_Exercise prompt_
Reproduce the records below word for word, keeping every line and its original order.
————————
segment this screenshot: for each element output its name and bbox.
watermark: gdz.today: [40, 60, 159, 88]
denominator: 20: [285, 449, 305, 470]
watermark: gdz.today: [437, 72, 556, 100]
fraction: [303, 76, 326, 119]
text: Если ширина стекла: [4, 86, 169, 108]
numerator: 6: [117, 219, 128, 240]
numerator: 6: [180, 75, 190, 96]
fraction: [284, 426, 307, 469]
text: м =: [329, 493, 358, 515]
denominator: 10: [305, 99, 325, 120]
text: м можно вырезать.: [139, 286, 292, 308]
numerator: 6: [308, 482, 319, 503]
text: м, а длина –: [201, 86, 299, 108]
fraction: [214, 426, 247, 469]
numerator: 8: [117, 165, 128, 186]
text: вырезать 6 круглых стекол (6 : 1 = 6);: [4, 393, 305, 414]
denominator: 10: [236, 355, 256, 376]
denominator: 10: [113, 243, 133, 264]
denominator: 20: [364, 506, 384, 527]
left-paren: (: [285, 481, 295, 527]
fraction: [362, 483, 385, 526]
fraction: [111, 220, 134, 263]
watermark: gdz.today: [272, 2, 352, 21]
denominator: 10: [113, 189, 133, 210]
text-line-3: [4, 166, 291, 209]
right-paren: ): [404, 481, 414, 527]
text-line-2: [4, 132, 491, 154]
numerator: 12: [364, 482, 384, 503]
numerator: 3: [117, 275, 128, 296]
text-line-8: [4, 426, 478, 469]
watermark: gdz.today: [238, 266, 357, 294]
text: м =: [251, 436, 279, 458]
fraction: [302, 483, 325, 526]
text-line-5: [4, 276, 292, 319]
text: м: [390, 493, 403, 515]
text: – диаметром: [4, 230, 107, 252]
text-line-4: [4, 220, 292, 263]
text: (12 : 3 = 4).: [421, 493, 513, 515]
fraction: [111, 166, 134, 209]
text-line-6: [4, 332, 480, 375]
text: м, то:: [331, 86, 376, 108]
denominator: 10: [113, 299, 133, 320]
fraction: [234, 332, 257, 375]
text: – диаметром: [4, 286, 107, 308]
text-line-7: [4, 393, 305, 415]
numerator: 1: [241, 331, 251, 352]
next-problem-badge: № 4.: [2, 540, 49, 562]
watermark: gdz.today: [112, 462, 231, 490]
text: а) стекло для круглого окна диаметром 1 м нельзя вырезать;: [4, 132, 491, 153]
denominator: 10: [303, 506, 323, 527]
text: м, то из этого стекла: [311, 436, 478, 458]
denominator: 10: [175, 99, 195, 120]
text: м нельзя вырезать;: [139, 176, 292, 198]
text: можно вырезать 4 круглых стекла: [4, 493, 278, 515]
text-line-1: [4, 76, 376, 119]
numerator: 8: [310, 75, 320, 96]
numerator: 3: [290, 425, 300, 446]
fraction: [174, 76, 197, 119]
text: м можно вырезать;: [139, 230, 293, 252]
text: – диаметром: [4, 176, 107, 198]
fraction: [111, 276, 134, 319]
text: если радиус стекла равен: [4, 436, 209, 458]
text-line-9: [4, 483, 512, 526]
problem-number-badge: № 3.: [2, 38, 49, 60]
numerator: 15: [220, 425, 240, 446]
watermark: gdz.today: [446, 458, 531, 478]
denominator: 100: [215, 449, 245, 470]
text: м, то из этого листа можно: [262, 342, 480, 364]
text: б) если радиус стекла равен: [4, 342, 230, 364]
————————
_Reply_
segment this screenshot: for each element output its name and bbox.
watermark: gdz.today: [40, 60, 159, 88]
denominator: 20: [285, 449, 305, 470]
watermark: gdz.today: [437, 72, 556, 100]
fraction: [303, 76, 326, 119]
text: Если ширина стекла: [4, 86, 169, 108]
numerator: 6: [117, 219, 128, 240]
numerator: 6: [180, 75, 190, 96]
fraction: [284, 426, 307, 469]
text: м =: [329, 493, 358, 515]
denominator: 10: [305, 99, 325, 120]
text: м можно вырезать.: [139, 286, 292, 308]
numerator: 6: [308, 482, 319, 503]
text: м, а длина –: [201, 86, 299, 108]
fraction: [214, 426, 247, 469]
numerator: 8: [117, 165, 128, 186]
text: вырезать 6 круглых стекол (6 : 1 = 6);: [4, 393, 305, 414]
denominator: 10: [236, 355, 256, 376]
denominator: 10: [113, 243, 133, 264]
denominator: 20: [364, 506, 384, 527]
left-paren: (: [285, 481, 295, 527]
fraction: [362, 483, 385, 526]
fraction: [111, 220, 134, 263]
watermark: gdz.today: [272, 2, 352, 21]
denominator: 10: [113, 189, 133, 210]
text-line-3: [4, 166, 291, 209]
right-paren: ): [404, 481, 414, 527]
text-line-2: [4, 132, 491, 154]
numerator: 12: [364, 482, 384, 503]
numerator: 3: [117, 275, 128, 296]
text-line-8: [4, 426, 478, 469]
watermark: gdz.today: [238, 266, 357, 294]
text: м =: [251, 436, 279, 458]
fraction: [302, 483, 325, 526]
text-line-5: [4, 276, 292, 319]
text: м: [390, 493, 403, 515]
text: – диаметром: [4, 230, 107, 252]
text-line-4: [4, 220, 292, 263]
text: (12 : 3 = 4).: [421, 493, 513, 515]
fraction: [111, 166, 134, 209]
text-line-6: [4, 332, 480, 375]
text: м, то:: [331, 86, 376, 108]
denominator: 10: [113, 299, 133, 320]
fraction: [234, 332, 257, 375]
text: – диаметром: [4, 286, 107, 308]
text-line-7: [4, 393, 305, 415]
numerator: 1: [241, 331, 251, 352]
next-problem-badge: № 4.: [2, 540, 49, 562]
watermark: gdz.today: [112, 462, 231, 490]
text: а) стекло для круглого окна диаметром 1 м нельзя вырезать;: [4, 132, 491, 153]
denominator: 10: [303, 506, 323, 527]
text: м, то из этого стекла: [311, 436, 478, 458]
denominator: 10: [175, 99, 195, 120]
text: м нельзя вырезать;: [139, 176, 292, 198]
text: можно вырезать 4 круглых стекла: [4, 493, 278, 515]
text-line-1: [4, 76, 376, 119]
numerator: 8: [310, 75, 320, 96]
numerator: 3: [290, 425, 300, 446]
fraction: [174, 76, 197, 119]
text: м можно вырезать;: [139, 230, 293, 252]
text: – диаметром: [4, 176, 107, 198]
fraction: [111, 276, 134, 319]
text: если радиус стекла равен: [4, 436, 209, 458]
text-line-9: [4, 483, 512, 526]
problem-number-badge: № 3.: [2, 38, 49, 60]
numerator: 15: [220, 425, 240, 446]
watermark: gdz.today: [446, 458, 531, 478]
denominator: 100: [215, 449, 245, 470]
text: м, то из этого листа можно: [262, 342, 480, 364]
text: б) если радиус стекла равен: [4, 342, 230, 364]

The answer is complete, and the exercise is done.